Overfitting & double descend

Why does SGD work so well?

3 reasons identified so far (paper):

Hyp 1 (“classic” hyp.): because it computes noisy gradients, which regularizes training
- “the ratio of the stepsize 𝜂 to the batch-size 𝑏, which essentially controls the magnitude of the stochastic gradient noise”

Why does SGD work so well?

The “noise” introduced by SGD is structured:
- vanishes near global optima
- stays in same low-dim manifold as gradients
See Francis Bach’s blog
- analyzes a continuous form of SGD aka “gradient flows”
- in overparameterized regime and with simple networks, proves that this structured noise makes SGD converge towards either L1 or L2 minima
- Label noise also helps!

Better L1 or L2?

\(f=\) linear regression with feature map: \(f(x)=<\beta,\phi(x)>\) \[\phi(x) = (\frac 1 k \cos(2\pi kx), \frac 1 k \sin(2\pi kx))_{k\leq d/2}\]

Better L1 or L2?

SGD vs. GD

Why does SGD work so well?

Hyp 2: “flatness” of the local minimum found by SGD, which is related to the eigenvalues of the Hessian
- Zhou paper studies SGD as a stoch. diff. equation
- Show that the noise in SGD enables to more easily escape basin of attractions than Adam
- see Bengio’s paper
- high values of the ratio of learning rate to batch size leads to wider minima
- cf. chapter 6 of this course

Why does SGD work so well?

Hyp 3: “heavy-tail” of the network weights at convergence

Bias-variance tradeoff

Depends on both classifier + learning method

Let \(Z\) be a random variable with distrib \(P\)
Let \(\bar{Z} = E_P[Z]\) be the average value of \(Z\)

Lemma: \[E\left[ (Z-\bar{Z})^2 \right] = E[Z^2] - \bar{Z}^2\]

Let \(f\) be a real function, and our task be \(p(y|x)\) s.t. \(y=f(x)+\epsilon\)
- with \(\epsilon \sim N(0;\sigma^2)\)
We fit an hypothesis \(h(x) = w\cdot x +b\) with MSE over a training corpus
Let be a new data point \(y = f(x) + \epsilon\):
- What is the expected error ? \[E\left[ (y-h(x))^2 \right]\]

Expected over the training corpora of \(h\): \(x\) is constant

\(E[(h(x)-y)^2] = E[h^2(x)] -2E[h(x)]E[y] + E[y^2]\)

Apply the previous lemma to both square terms:

\(E[(h(x)-\bar{h(x)})^2] + \bar{h(x)}^2 -2\bar{h(x)}f(x) + E[(y-f(x))^2] + f(x)^2\)

Factorize:

\(E[(h(x)-\bar{h(x)})^2] + (\bar{h(x)} - f(x))^2 + E[(y-f(x))^2]\)
__________
**Set task**
Carry on the notes on SGD and the bias-variance tradeoff from the point where they stop.

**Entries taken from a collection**
__________
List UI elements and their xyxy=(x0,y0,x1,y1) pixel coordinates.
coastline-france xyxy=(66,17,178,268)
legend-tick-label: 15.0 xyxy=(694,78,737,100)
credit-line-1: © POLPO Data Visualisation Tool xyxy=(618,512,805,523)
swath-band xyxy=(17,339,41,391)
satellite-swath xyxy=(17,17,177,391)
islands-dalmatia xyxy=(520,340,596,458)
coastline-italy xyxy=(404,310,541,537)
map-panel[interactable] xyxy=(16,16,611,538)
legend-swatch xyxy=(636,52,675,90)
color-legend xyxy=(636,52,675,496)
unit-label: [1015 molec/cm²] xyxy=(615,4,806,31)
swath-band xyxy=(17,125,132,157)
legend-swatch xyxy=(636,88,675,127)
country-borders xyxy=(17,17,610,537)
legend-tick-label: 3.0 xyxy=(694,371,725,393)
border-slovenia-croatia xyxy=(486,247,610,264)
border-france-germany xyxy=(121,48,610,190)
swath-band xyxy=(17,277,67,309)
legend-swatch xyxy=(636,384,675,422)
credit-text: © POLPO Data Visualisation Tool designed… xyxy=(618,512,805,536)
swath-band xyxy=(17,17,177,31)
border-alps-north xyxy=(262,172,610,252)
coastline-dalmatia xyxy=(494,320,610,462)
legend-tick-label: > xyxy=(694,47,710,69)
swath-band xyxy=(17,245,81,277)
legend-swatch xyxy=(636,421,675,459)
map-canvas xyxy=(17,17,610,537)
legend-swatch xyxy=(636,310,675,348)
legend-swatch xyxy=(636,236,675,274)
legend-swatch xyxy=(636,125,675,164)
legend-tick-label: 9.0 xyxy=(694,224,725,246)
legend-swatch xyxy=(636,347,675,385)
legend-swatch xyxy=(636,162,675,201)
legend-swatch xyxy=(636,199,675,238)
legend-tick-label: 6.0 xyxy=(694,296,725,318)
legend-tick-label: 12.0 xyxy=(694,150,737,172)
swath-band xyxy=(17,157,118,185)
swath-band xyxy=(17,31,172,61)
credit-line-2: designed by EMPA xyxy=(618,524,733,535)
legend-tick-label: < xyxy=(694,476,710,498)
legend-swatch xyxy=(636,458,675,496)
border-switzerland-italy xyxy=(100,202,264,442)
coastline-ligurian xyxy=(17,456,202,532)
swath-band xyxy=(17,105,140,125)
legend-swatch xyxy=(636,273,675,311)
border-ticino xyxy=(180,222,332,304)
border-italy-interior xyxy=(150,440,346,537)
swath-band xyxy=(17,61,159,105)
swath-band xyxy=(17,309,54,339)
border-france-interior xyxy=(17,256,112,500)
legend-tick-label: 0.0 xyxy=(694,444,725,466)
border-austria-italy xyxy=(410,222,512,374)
__________
**Exercise output**
(Wrong) intuition: it’s more important to reduce bias
- Yes, on the average in the long run, low-bias models may perform well
- But long run avgs are irrelevant in practice !
Bagging helps to reduce variance:
- resample corpus \(\rightarrow\) train multiple models
- average predictions
- Ex: Random forests

Large bias: underfitting
- Increase nb of parameters
Large variance: overfitting
- More regularization

Under/over-fitting

Model “capacity” depends on nb of parameters + topology

How to find this optimum ?

There are theoretical measures (see Aikake’s Information Criteria)
But much better to use a development corpus

Overfitting in practice

Fixed model capacity
Never stop at “Nice, it’s compiling and running, I’m done!”:
- Try to overfit on 1 batch, 10, 100…
- Play with regularization
- Find the broad “overfitting threshold”
- What if I double the capacity?
- …
Art: interpreting the train and dev loss curves

Experiment, analyze, experiment, analyze…

Train/dev loss curves

C1: good curve: model around the overfitting threshold

C2: model (too far?) on the right of the overfitting threshold

C3: model (too far!) on the left of the overfitting threshold

C4: convergence issue: check LR

C5: training loss=0: model capacity large (too large?)

C6: large training loss: model capacity too small

C7: unstable training loss: reduce LR?

C8: unstable dev loss: did you average it over the corpus?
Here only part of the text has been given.